• _TASK TO COMPLETE_:
Give the listing below again in full, exactly as written.

• _RECORDS TO USE_:
============================================================
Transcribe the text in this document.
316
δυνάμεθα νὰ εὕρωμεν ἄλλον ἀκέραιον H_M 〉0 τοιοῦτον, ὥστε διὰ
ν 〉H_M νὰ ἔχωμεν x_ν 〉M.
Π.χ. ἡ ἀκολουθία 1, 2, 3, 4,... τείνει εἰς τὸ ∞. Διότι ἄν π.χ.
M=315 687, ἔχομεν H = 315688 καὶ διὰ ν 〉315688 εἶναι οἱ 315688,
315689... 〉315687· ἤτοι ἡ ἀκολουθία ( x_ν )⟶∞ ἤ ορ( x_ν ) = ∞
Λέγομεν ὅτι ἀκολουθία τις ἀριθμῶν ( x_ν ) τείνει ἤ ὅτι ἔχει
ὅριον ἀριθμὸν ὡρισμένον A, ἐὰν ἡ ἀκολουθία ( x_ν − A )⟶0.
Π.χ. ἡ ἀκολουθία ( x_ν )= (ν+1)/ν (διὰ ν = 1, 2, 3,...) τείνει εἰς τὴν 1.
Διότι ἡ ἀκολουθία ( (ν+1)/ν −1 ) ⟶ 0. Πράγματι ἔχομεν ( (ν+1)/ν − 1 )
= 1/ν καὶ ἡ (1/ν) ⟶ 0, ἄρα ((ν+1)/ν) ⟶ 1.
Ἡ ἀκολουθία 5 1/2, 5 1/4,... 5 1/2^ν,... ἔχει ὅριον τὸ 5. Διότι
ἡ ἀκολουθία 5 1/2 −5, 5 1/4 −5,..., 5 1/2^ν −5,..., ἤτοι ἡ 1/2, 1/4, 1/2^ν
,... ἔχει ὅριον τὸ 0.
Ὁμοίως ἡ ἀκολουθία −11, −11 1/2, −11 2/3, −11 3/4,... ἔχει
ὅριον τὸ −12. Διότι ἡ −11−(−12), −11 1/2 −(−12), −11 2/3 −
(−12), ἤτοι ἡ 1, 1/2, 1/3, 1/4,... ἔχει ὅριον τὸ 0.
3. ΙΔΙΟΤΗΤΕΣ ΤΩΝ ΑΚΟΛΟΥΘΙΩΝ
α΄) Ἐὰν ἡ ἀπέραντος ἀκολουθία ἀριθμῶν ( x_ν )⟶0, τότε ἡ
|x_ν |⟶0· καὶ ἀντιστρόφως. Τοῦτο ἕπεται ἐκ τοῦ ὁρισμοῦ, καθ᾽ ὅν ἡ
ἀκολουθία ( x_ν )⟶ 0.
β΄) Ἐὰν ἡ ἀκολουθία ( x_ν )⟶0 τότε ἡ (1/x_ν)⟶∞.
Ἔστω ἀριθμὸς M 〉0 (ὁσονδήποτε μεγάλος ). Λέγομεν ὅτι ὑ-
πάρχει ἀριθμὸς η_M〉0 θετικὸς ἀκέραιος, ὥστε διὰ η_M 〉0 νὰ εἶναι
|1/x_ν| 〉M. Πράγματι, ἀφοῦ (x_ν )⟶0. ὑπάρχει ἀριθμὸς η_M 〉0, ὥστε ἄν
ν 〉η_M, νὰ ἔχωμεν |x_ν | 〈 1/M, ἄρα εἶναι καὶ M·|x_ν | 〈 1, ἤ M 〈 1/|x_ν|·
============================================================
• _TASK SOLUTION_:
Transcribe the text in this document.
316
δυνάμεθα νὰ εὕρωμεν ἄλλον ἀκέραιον H_M 〉0 τοιοῦτον, ὥστε διὰ
ν 〉H_M νὰ ἔχωμεν x_ν 〉M.
Π.χ. ἡ ἀκολουθία 1, 2, 3, 4,... τείνει εἰς τὸ ∞. Διότι ἄν π.χ.
M=315 687, ἔχομεν H = 315688 καὶ διὰ ν 〉315688 εἶναι οἱ 315688,
315689... 〉315687· ἤτοι ἡ ἀκολουθία ( x_ν )⟶∞ ἤ ορ( x_ν ) = ∞
Λέγομεν ὅτι ἀκολουθία τις ἀριθμῶν ( x_ν ) τείνει ἤ ὅτι ἔχει
ὅριον ἀριθμὸν ὡρισμένον A, ἐὰν ἡ ἀκολουθία ( x_ν − A )⟶0.
Π.χ. ἡ ἀκολουθία ( x_ν )= (ν+1)/ν (διὰ ν = 1, 2, 3,...) τείνει εἰς τὴν 1.
Διότι ἡ ἀκολουθία ( (ν+1)/ν −1 ) ⟶ 0. Πράγματι ἔχομεν ( (ν+1)/ν − 1 )
= 1/ν καὶ ἡ (1/ν) ⟶ 0, ἄρα ((ν+1)/ν) ⟶ 1.
Ἡ ἀκολουθία 5 1/2, 5 1/4,... 5 1/2^ν,... ἔχει ὅριον τὸ 5. Διότι
ἡ ἀκολουθία 5 1/2 −5, 5 1/4 −5,..., 5 1/2^ν −5,..., ἤτοι ἡ 1/2, 1/4, 1/2^ν
,... ἔχει ὅριον τὸ 0.
Ὁμοίως ἡ ἀκολουθία −11, −11 1/2, −11 2/3, −11 3/4,... ἔχει
ὅριον τὸ −12. Διότι ἡ −11−(−12), −11 1/2 −(−12), −11 2/3 −
(−12), ἤτοι ἡ 1, 1/2, 1/3, 1/4,... ἔχει ὅριον τὸ 0.
3. ΙΔΙΟΤΗΤΕΣ ΤΩΝ ΑΚΟΛΟΥΘΙΩΝ
α΄) Ἐὰν ἡ ἀπέραντος ἀκολουθία ἀριθμῶν ( x_ν )⟶0, τότε ἡ
|x_ν |⟶0· καὶ ἀντιστρόφως. Τοῦτο ἕπεται ἐκ τοῦ ὁρισμοῦ, καθ᾽ ὅν ἡ
ἀκολουθία ( x_ν )⟶ 0.
β΄) Ἐὰν ἡ ἀκολουθία ( x_ν )⟶0 τότε ἡ (1/x_ν)⟶∞.
Ἔστω ἀριθμὸς M 〉0 (ὁσονδήποτε μεγάλος ). Λέγομεν ὅτι ὑ-
πάρχει ἀριθμὸς η_M〉0 θετικὸς ἀκέραιος, ὥστε διὰ η_M 〉0 νὰ εἶναι
|1/x_ν| 〉M. Πράγματι, ἀφοῦ (x_ν )⟶0. ὑπάρχει ἀριθμὸς η_M 〉0, ὥστε ἄν
ν 〉η_M, νὰ ἔχωμεν |x_ν | 〈 1/M, ἄρα εἶναι καὶ M·|x_ν | 〈 1, ἤ M 〈 1/|x_ν|·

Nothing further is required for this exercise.